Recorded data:
_ _ _
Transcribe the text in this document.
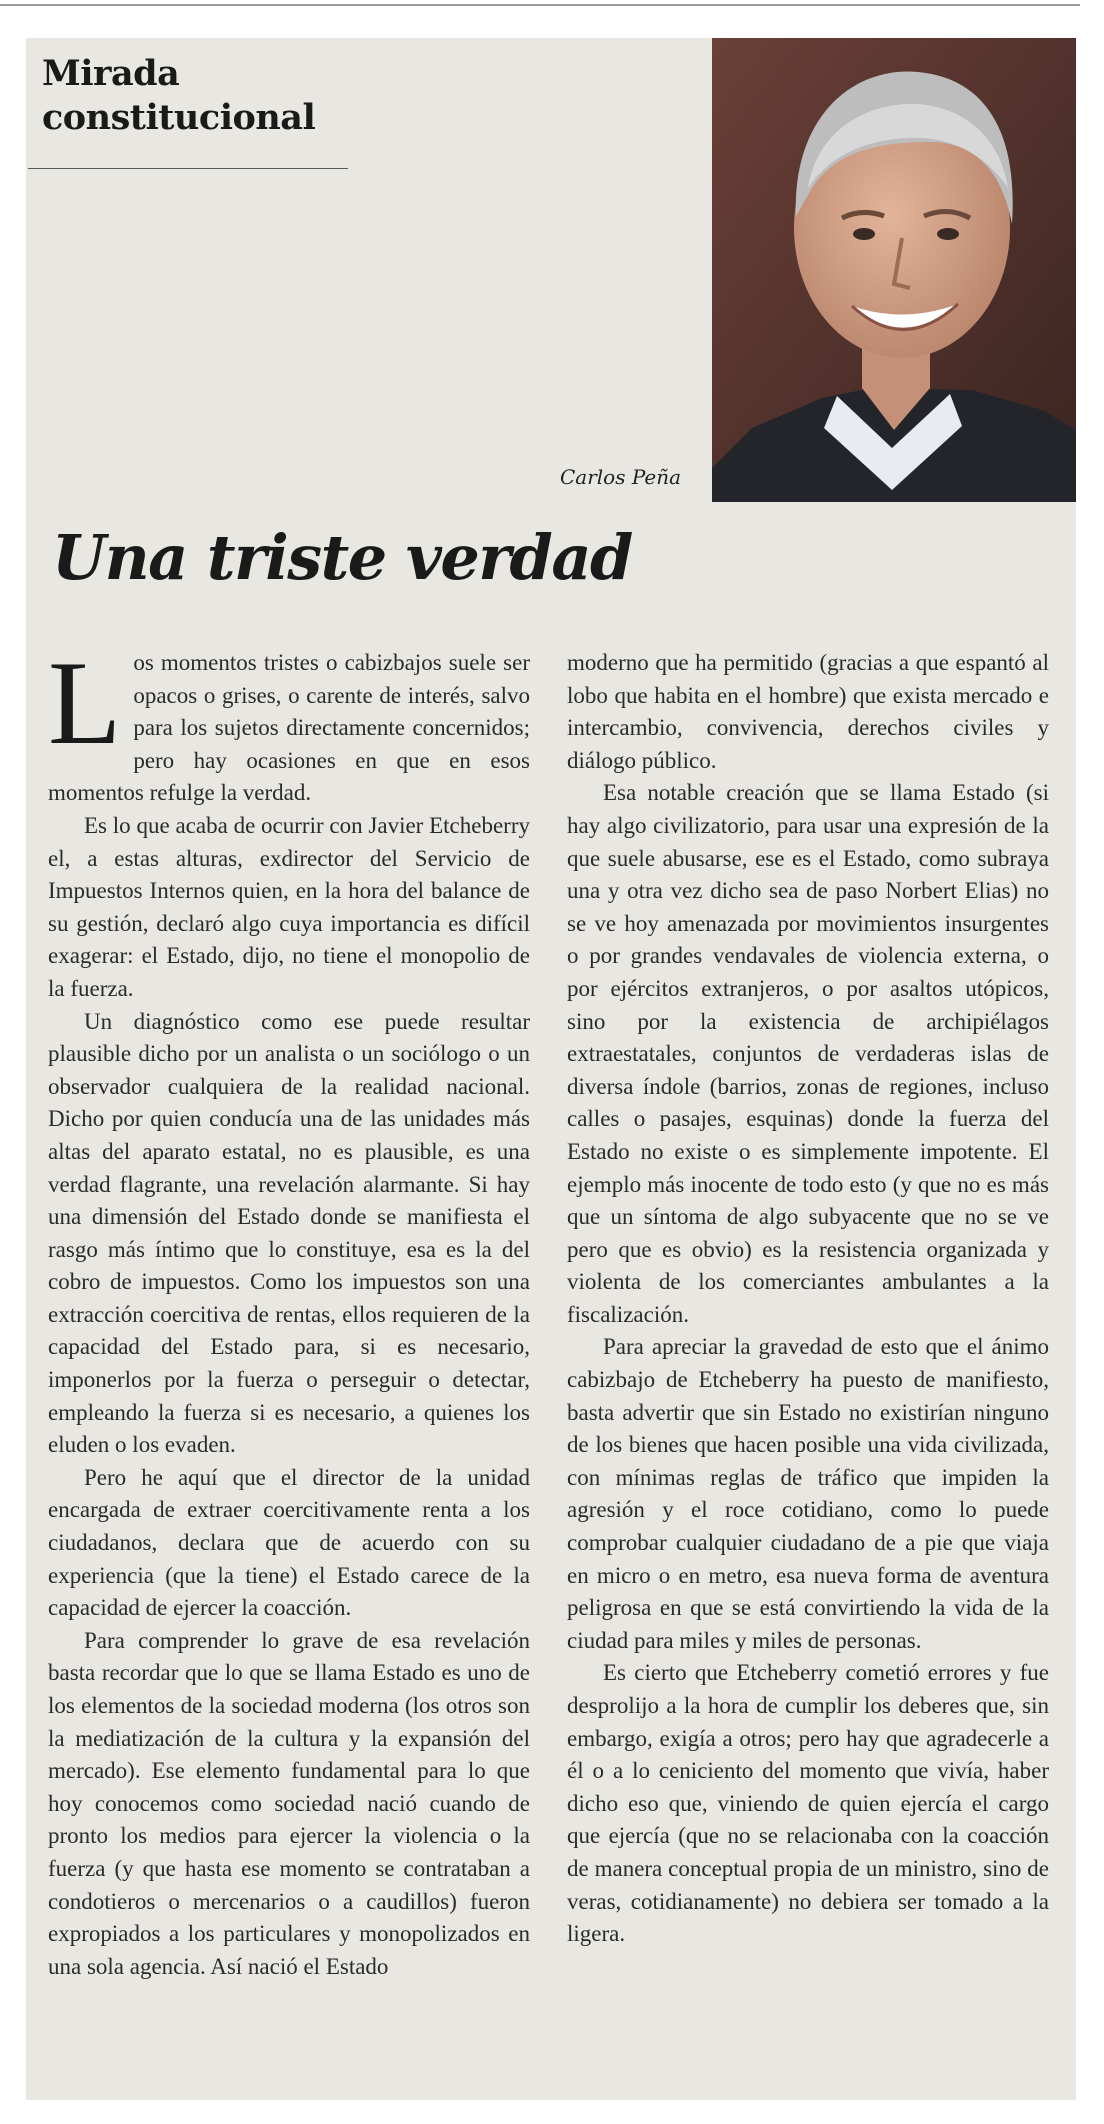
Mirada
constitucional
Carlos Peña
Una triste verdad

Los momentos tristes o cabizbajos suele ser opacos o grises, o carente de interés, salvo para los sujetos directamente concernidos; pero hay ocasiones en que en esos momentos refulge la verdad.

Es lo que acaba de ocurrir con Javier Etcheberry el, a estas alturas, exdirector del Servicio de Impuestos Internos quien, en la hora del balance de su gestión, declaró algo cuya importancia es difícil exagerar: el Estado, dijo, no tiene el monopolio de la fuerza.

Un diagnóstico como ese puede resultar plausible dicho por un analista o un sociólogo o un observador cualquiera de la realidad nacional. Dicho por quien conducía una de las unidades más altas del aparato estatal, no es plausible, es una verdad flagrante, una revelación alarmante. Si hay una dimensión del Estado donde se manifiesta el rasgo más íntimo que lo constituye, esa es la del cobro de impuestos. Como los impuestos son una extracción coercitiva de rentas, ellos requieren de la capacidad del Estado para, si es necesario, imponerlos por la fuerza o perseguir o detectar, empleando la fuerza si es necesario, a quienes los eluden o los evaden.

Pero he aquí que el director de la unidad encargada de extraer coercitivamente renta a los ciudadanos, declara que de acuerdo con su experiencia (que la tiene) el Estado carece de la capacidad de ejercer la coacción.

Para comprender lo grave de esa revelación basta recordar que lo que se llama Estado es uno de los elementos de la sociedad moderna (los otros son la mediatización de la cultura y la expansión del mercado). Ese elemento fundamental para lo que hoy conocemos como sociedad nació cuando de pronto los medios para ejercer la violencia o la fuerza (y que hasta ese momento se contrataban a condotieros o mercenarios o a caudillos) fueron expropiados a los particulares y monopolizados en una sola agencia. Así nació el Estado

moderno que ha permitido (gracias a que espantó al lobo que habita en el hombre) que exista mercado e intercambio, convivencia, derechos civiles y diálogo público.

Esa notable creación que se llama Estado (si hay algo civilizatorio, para usar una expresión de la que suele abusarse, ese es el Estado, como subraya una y otra vez dicho sea de paso Norbert Elias) no se ve hoy amenazada por movimientos insurgentes o por grandes vendavales de violencia externa, o por ejércitos extranjeros, o por asaltos utópicos, sino por la existencia de archipiélagos extraestatales, conjuntos de verdaderas islas de diversa índole (barrios, zonas de regiones, incluso calles o pasajes, esquinas) donde la fuerza del Estado no existe o es simplemente impotente. El ejemplo más inocente de todo esto (y que no es más que un síntoma de algo subyacente que no se ve pero que es obvio) es la resistencia organizada y violenta de los comerciantes ambulantes a la fiscalización.

Para apreciar la gravedad de esto que el ánimo cabizbajo de Etcheberry ha puesto de manifiesto, basta advertir que sin Estado no existirían ninguno de los bienes que hacen posible una vida civilizada, con mínimas reglas de tráfico que impiden la agresión y el roce cotidiano, como lo puede comprobar cualquier ciudadano de a pie que viaja en micro o en metro, esa nueva forma de aventura peligrosa en que se está convirtiendo la vida de la ciudad para miles y miles de personas.

Es cierto que Etcheberry cometió errores y fue desprolijo a la hora de cumplir los deberes que, sin embargo, exigía a otros; pero hay que agradecerle a él o a lo ceniciento del momento que vivía, haber dicho eso que, viniendo de quien ejercía el cargo que ejercía (que no se relacionaba con la coacción de manera conceptual propia de un ministro, sino de veras, cotidianamente) no debiera ser tomado a la ligera.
_ _ _
-- EXERCISE PROMPT --
Pick out each line containing the string "otros" and copy it.

-- OUTPUT FOR THIS TASK --
Para comprender lo grave de esa revelación basta recordar que lo que se llama Estado es uno de los elementos de la sociedad moderna (los otros son la mediatización de la cultura y la expansión del mercado). Ese elemento fundamental para lo que hoy conocemos como sociedad nació cuando de pronto los medios para ejercer la violencia o la fuerza (y que hasta ese momento se contrataban a condotieros o mercenarios o a caudillos) fueron expropiados a los particulares y monopolizados en una sola agencia. Así nació el Estado
Es cierto que Etcheberry cometió errores y fue desprolijo a la hora de cumplir los deberes que, sin embargo, exigía a otros; pero hay que agradecerle a él o a lo ceniciento del momento que vivía, haber dicho eso que, viniendo de quien ejercía el cargo que ejercía (que no se relacionaba con la coacción de manera conceptual propia de un ministro, sino de veras, cotidianamente) no debiera ser tomado a la ligera.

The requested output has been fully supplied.